-- Aim of the task --
Collect each line holding the string "济南市扩消费".

== Extracted material

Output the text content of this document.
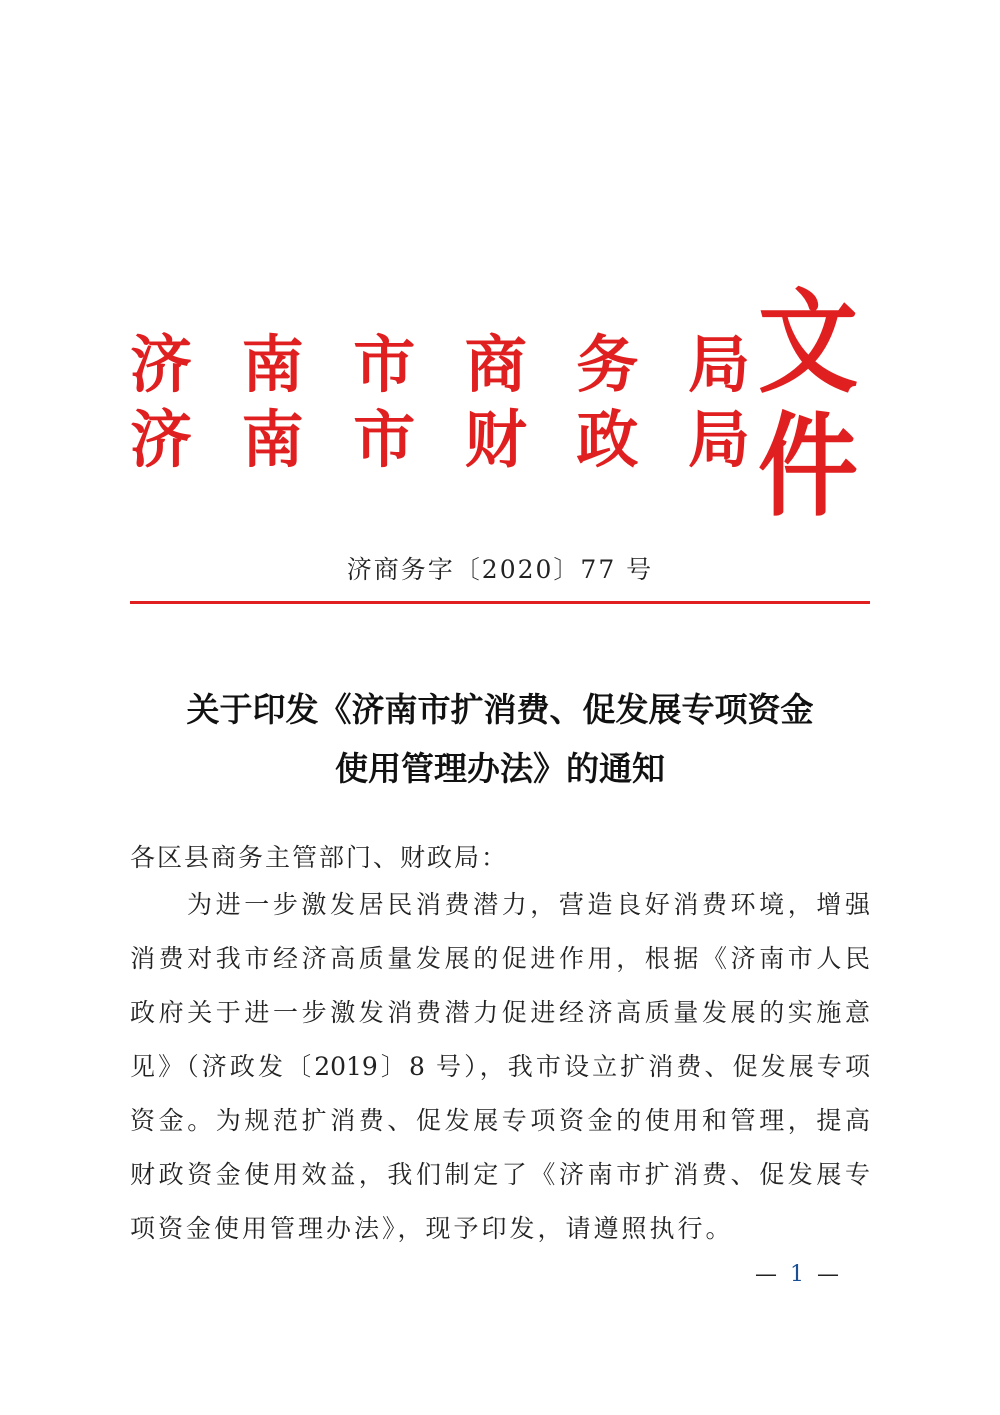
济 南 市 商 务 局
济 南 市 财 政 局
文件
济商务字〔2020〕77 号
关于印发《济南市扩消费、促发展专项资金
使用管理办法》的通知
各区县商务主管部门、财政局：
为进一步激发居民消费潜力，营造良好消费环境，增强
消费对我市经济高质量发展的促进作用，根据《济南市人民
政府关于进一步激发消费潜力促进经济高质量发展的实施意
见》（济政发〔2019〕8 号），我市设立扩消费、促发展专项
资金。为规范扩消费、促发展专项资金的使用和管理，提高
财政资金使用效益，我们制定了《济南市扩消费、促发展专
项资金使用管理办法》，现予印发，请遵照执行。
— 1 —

====

-- Task result --
关于印发《济南市扩消费、促发展专项资金
财政资金使用效益，我们制定了《济南市扩消费、促发展专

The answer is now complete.